--- start of RECORDS SHOWN ---
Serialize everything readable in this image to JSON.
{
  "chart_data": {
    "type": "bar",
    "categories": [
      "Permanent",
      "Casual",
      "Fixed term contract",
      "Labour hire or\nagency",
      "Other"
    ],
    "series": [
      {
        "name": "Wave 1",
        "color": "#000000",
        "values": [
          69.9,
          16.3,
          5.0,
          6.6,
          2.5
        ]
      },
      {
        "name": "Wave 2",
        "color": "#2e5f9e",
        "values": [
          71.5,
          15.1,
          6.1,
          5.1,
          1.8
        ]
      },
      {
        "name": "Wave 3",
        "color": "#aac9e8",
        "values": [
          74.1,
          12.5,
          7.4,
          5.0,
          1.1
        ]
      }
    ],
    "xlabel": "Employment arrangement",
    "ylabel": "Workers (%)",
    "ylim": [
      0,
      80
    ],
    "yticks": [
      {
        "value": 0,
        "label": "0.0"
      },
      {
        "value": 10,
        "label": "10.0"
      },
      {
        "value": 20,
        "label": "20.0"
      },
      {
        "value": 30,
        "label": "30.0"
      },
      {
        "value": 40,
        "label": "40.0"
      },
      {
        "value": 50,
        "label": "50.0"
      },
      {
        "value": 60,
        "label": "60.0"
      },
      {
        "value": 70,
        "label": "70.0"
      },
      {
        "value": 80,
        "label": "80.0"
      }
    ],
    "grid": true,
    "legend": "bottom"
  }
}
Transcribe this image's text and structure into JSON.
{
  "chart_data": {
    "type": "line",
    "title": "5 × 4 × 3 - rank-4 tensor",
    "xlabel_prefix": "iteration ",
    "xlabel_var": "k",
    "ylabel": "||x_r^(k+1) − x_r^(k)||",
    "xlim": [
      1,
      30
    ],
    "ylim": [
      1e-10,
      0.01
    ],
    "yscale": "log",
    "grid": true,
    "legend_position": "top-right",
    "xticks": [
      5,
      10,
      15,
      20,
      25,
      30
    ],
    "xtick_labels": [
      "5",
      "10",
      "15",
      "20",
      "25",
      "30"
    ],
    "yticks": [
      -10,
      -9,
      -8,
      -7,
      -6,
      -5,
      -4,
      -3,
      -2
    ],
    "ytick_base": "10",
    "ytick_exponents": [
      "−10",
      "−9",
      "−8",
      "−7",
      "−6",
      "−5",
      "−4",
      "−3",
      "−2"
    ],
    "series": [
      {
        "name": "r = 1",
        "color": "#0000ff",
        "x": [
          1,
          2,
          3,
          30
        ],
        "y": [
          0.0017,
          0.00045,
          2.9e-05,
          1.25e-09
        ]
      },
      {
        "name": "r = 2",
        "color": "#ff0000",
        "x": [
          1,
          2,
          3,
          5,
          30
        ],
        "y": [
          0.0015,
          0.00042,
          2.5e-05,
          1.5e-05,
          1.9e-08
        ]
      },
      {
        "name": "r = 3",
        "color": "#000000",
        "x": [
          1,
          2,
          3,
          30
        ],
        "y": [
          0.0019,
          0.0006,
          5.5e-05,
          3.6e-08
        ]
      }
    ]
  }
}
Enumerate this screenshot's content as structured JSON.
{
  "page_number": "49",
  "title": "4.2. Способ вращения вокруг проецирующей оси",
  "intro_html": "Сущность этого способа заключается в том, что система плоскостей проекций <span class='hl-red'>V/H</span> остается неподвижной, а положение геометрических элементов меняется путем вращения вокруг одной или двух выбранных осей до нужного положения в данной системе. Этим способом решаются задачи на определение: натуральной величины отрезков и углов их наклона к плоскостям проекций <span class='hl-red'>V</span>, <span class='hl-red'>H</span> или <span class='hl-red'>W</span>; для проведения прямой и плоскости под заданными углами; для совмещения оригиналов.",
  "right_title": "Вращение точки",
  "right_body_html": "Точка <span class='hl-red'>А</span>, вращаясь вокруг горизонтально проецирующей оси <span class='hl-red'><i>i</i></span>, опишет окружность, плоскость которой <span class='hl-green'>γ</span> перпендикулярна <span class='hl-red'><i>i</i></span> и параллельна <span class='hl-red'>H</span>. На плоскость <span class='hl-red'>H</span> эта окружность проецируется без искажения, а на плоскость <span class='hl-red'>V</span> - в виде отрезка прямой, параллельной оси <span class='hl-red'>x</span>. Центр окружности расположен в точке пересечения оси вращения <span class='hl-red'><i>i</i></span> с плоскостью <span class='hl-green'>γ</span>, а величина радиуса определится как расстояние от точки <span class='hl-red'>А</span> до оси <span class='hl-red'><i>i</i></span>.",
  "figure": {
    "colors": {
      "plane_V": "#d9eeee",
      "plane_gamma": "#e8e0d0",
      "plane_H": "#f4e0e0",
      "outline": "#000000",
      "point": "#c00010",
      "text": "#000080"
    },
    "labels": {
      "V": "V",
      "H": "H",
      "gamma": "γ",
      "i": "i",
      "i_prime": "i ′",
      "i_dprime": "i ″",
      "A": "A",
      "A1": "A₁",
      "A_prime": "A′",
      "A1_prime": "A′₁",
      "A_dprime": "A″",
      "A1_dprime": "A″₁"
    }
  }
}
--- end of RECORDS SHOWN ---
## SET EXERCISE:
Pick out the lines containing the word "text" and show them.

## RESULT OF THIS TASK:
Transcribe this image's text and structure into JSON.
      "text": "#000080"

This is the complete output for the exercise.